Short problem: Extract, from the records beneath this instruction, each line that contains the word "Output".

····················

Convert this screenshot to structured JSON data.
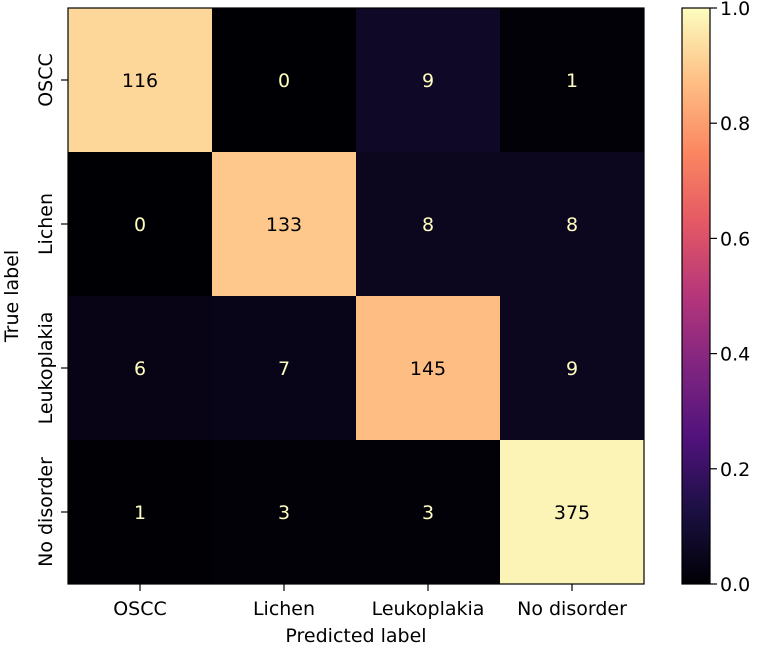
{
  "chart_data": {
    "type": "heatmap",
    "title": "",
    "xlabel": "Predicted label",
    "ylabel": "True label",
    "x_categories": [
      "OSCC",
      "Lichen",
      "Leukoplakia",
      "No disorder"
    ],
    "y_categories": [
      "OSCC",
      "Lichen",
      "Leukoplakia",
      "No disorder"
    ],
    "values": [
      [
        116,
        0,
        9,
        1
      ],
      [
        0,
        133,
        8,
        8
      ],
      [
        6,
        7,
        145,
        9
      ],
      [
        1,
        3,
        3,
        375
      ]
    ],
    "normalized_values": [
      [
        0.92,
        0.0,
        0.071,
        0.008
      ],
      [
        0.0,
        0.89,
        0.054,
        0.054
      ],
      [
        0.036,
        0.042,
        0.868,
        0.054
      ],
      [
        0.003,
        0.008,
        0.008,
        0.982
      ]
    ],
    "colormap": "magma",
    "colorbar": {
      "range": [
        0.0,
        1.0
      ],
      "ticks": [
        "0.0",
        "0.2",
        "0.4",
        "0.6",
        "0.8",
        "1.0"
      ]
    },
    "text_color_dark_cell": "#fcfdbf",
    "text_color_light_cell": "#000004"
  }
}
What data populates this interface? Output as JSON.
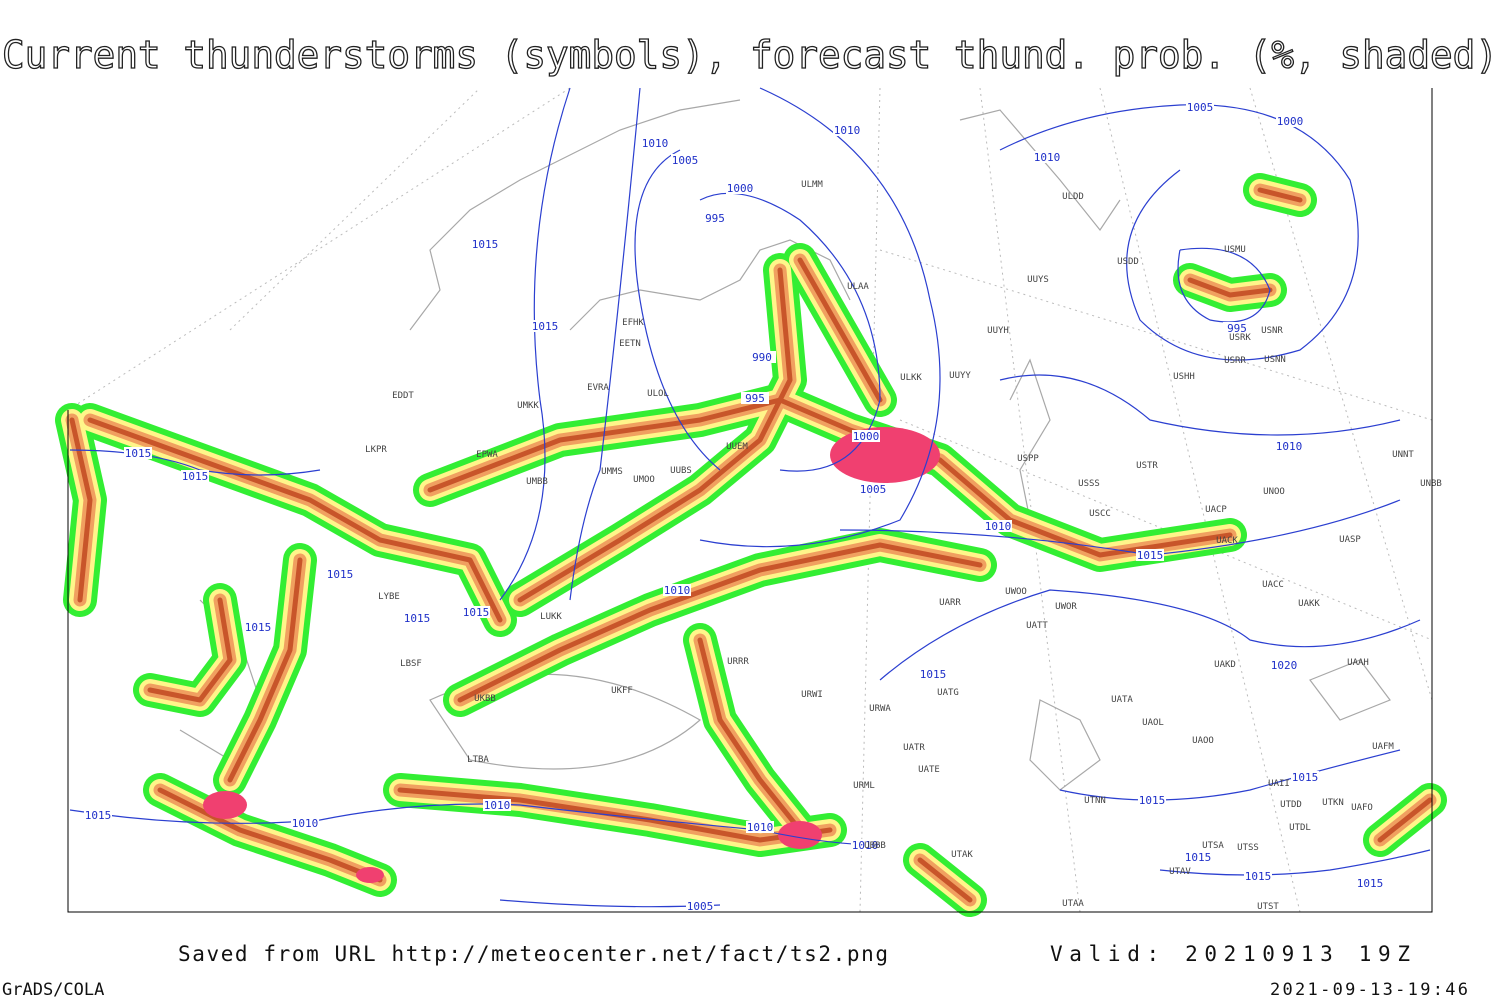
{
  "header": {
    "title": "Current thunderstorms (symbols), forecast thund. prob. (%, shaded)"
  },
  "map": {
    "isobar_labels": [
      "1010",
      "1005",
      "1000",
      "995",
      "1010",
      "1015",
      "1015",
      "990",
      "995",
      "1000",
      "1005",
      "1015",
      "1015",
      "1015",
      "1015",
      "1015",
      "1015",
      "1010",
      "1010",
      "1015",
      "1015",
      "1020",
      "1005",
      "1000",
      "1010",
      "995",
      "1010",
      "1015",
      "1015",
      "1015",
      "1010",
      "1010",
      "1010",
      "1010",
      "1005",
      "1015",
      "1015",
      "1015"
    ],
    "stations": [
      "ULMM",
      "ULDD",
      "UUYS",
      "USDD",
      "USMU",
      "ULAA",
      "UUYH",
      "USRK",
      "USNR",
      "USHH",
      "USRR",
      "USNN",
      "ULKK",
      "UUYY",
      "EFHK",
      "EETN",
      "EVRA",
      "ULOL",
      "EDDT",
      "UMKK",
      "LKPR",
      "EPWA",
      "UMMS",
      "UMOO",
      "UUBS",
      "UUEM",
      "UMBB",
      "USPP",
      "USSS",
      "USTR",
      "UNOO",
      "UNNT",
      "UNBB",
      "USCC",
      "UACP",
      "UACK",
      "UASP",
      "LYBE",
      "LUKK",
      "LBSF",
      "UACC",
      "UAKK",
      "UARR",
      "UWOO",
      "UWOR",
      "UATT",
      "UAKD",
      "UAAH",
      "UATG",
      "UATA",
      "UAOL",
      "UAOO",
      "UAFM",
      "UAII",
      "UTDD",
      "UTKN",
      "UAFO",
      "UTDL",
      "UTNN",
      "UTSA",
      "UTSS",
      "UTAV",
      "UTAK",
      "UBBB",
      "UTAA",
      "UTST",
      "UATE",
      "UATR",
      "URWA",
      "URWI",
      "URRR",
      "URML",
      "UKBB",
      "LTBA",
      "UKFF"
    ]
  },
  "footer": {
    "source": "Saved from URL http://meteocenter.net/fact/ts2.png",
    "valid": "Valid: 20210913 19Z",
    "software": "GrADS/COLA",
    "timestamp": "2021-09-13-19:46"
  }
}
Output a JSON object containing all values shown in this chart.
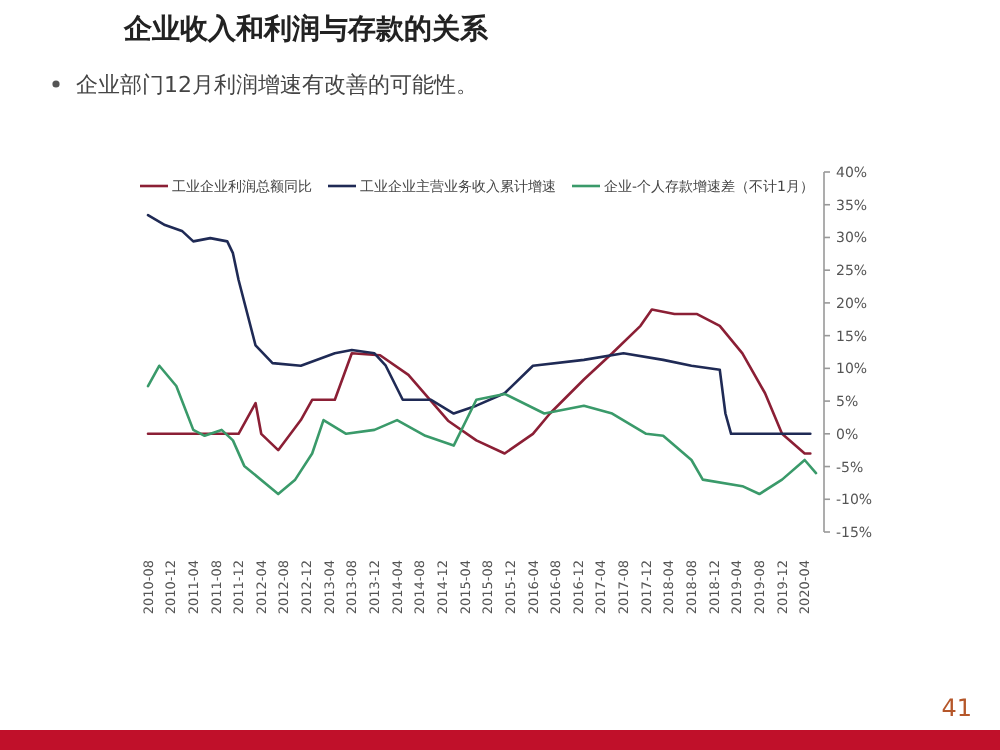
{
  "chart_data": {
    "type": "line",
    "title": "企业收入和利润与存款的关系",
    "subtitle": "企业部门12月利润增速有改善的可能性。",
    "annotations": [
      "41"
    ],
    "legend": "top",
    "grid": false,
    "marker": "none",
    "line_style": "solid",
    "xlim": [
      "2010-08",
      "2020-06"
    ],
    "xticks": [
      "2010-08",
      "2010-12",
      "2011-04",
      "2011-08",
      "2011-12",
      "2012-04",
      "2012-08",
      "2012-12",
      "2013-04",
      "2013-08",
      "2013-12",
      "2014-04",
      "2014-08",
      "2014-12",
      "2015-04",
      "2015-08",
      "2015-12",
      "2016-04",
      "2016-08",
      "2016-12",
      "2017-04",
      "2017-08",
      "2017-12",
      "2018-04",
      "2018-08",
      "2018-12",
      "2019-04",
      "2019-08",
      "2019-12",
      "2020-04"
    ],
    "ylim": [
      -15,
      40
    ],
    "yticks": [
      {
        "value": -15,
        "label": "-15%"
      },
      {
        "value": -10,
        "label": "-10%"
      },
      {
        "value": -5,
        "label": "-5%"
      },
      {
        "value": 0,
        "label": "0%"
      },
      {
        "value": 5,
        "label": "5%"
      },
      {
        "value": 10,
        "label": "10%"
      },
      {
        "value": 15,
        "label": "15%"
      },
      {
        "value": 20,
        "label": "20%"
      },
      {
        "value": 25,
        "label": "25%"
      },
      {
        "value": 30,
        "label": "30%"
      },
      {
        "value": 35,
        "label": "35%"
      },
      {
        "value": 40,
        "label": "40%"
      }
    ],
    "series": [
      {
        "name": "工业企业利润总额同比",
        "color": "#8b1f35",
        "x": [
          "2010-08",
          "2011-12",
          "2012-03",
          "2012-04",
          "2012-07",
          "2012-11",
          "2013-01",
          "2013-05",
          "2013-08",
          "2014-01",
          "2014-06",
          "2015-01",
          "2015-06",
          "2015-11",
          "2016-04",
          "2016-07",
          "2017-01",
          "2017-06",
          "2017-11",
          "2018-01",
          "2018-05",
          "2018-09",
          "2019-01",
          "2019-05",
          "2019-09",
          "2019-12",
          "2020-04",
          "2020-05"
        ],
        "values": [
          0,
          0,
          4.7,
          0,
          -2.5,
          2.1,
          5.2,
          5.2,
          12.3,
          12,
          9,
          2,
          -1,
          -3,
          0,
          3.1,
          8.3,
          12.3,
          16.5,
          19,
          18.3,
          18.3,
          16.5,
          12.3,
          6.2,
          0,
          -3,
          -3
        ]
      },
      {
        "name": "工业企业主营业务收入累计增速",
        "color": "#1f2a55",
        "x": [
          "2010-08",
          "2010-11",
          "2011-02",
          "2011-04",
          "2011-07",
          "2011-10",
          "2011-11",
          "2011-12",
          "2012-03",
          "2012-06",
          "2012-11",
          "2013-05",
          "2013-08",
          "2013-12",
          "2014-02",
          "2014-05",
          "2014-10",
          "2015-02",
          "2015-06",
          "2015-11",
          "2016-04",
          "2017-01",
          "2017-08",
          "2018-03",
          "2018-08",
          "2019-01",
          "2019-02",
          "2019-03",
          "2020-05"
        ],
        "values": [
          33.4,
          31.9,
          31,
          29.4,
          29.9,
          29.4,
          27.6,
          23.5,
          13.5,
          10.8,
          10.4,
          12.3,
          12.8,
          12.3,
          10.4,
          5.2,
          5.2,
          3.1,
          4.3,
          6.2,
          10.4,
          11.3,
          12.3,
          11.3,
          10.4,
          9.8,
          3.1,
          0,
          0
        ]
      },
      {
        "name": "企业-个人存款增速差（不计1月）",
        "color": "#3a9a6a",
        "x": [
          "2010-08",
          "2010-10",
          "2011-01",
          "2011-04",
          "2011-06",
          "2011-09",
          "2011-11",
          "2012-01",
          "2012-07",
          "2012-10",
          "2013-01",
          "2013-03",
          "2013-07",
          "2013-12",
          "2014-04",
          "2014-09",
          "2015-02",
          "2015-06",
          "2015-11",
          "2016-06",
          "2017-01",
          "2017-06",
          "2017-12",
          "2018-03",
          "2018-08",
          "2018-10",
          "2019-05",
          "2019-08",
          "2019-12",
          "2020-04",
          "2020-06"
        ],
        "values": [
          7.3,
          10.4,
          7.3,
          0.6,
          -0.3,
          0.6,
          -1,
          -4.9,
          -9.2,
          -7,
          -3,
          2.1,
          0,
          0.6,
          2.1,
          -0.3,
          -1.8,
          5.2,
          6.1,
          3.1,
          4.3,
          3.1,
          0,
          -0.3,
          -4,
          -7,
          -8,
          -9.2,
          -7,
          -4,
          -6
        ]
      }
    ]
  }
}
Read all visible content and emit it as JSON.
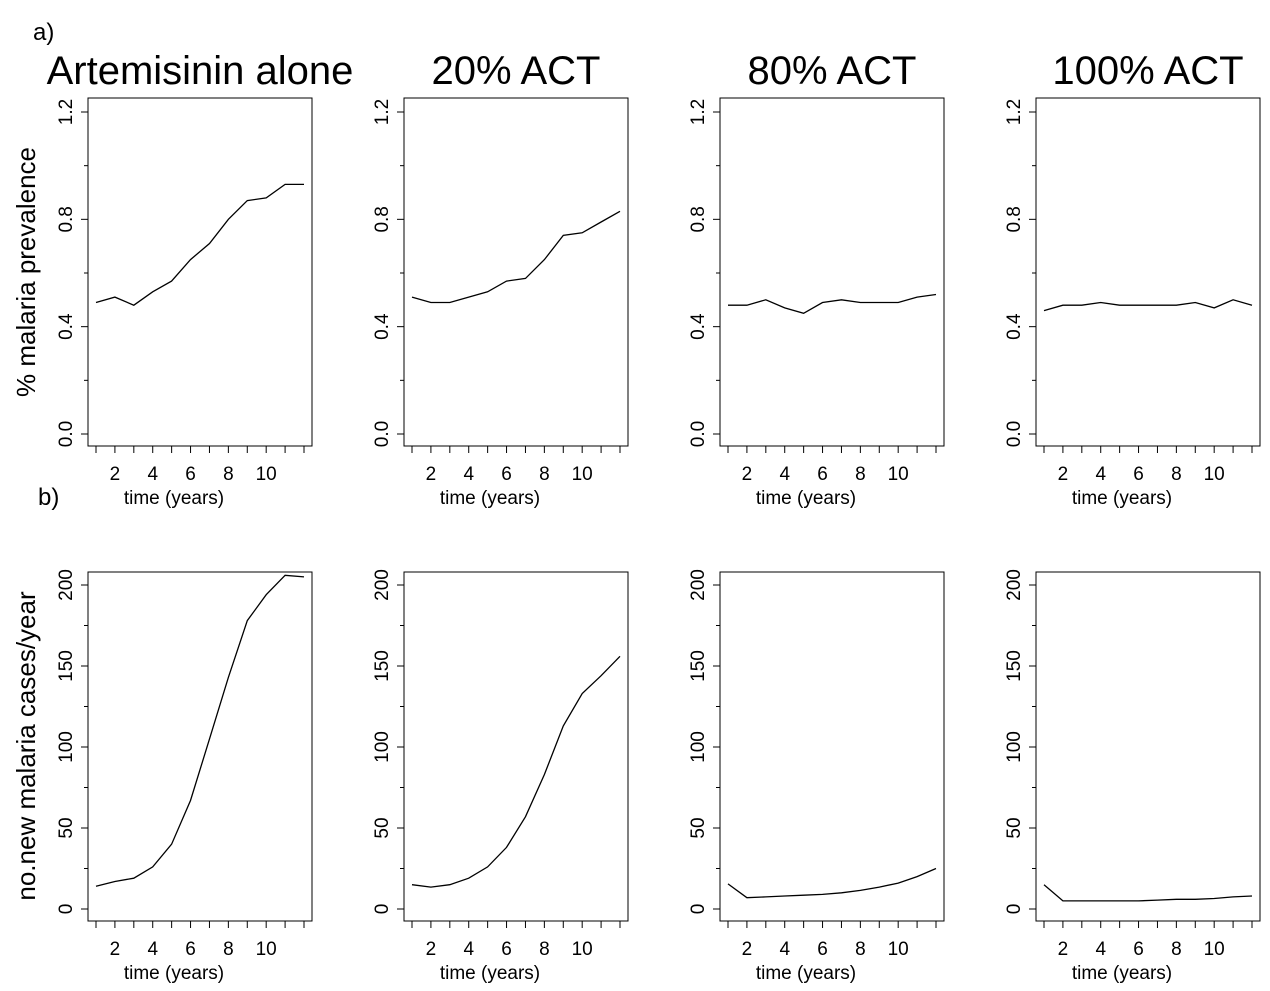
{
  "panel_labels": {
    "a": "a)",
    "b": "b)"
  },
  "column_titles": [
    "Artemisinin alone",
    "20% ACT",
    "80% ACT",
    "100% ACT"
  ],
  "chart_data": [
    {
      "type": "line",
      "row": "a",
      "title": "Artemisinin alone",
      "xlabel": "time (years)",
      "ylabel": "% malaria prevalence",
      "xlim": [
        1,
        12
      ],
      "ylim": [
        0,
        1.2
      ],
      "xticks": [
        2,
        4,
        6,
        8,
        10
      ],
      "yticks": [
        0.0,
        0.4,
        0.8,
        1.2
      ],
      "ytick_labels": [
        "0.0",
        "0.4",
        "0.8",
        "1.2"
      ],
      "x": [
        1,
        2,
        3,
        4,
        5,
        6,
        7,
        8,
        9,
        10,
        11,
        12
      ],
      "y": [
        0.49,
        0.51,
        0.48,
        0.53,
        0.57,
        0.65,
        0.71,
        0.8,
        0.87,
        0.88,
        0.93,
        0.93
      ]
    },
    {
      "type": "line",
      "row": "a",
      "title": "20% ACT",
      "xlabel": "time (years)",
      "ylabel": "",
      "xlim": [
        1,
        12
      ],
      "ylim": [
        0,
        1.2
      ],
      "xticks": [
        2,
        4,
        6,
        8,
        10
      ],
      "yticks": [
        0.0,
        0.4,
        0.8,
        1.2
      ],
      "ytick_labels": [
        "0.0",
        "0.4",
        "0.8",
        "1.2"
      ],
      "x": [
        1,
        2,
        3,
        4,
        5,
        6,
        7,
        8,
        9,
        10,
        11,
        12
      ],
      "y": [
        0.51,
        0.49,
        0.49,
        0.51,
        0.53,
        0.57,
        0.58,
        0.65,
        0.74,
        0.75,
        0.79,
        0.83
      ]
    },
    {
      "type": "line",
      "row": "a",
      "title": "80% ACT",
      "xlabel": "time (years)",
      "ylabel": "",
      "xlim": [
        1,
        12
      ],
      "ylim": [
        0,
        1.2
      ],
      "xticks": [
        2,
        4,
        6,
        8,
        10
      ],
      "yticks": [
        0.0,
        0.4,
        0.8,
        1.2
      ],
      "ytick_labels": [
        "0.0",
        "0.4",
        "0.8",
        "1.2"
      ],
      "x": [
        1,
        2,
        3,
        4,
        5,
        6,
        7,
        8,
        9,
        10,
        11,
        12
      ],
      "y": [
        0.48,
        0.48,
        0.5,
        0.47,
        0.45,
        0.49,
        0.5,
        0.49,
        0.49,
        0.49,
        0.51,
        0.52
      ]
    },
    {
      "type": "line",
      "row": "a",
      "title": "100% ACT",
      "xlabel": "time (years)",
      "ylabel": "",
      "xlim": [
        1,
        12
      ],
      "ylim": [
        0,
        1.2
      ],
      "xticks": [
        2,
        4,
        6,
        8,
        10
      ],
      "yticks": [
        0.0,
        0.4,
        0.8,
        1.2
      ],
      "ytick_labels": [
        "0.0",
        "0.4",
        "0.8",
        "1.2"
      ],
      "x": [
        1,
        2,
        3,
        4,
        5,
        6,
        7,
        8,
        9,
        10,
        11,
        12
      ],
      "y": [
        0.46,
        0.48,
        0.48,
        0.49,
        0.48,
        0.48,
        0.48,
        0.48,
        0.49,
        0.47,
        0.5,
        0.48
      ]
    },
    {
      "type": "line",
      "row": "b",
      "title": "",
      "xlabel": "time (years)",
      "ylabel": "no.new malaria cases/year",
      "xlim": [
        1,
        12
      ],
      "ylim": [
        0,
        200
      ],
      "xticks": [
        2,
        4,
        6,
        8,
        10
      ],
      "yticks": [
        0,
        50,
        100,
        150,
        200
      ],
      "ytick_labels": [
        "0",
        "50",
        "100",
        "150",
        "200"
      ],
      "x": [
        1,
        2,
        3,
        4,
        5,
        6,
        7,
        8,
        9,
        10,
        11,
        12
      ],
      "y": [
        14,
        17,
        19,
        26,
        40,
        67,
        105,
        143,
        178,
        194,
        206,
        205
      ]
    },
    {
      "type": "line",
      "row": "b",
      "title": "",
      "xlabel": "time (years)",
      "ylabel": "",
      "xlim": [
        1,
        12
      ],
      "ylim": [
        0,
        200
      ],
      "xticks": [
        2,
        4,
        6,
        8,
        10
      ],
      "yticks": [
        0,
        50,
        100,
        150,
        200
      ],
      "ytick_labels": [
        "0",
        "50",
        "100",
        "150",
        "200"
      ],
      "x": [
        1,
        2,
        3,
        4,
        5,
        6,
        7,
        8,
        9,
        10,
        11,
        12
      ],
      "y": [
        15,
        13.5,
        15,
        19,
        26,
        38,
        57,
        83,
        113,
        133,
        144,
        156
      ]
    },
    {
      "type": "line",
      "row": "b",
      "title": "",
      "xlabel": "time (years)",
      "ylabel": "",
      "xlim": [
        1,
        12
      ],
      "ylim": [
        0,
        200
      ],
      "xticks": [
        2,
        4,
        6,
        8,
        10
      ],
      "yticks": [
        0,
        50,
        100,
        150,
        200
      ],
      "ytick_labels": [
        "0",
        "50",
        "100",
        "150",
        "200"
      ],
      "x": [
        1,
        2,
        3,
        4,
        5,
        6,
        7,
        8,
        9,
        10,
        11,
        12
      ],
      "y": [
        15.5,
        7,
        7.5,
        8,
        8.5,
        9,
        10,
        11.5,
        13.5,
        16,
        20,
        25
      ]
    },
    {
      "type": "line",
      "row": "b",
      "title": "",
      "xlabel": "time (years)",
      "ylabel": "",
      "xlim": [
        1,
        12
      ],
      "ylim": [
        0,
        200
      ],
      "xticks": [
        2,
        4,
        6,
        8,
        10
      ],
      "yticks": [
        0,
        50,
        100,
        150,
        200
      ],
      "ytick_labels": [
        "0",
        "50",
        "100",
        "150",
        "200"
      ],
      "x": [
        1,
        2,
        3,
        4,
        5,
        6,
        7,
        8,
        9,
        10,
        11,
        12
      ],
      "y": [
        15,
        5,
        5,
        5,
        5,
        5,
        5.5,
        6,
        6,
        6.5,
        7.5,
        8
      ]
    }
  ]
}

····················

In response:
What data populates this interface? Output as JSON.
Output a JSON object containing all values shown in this chart.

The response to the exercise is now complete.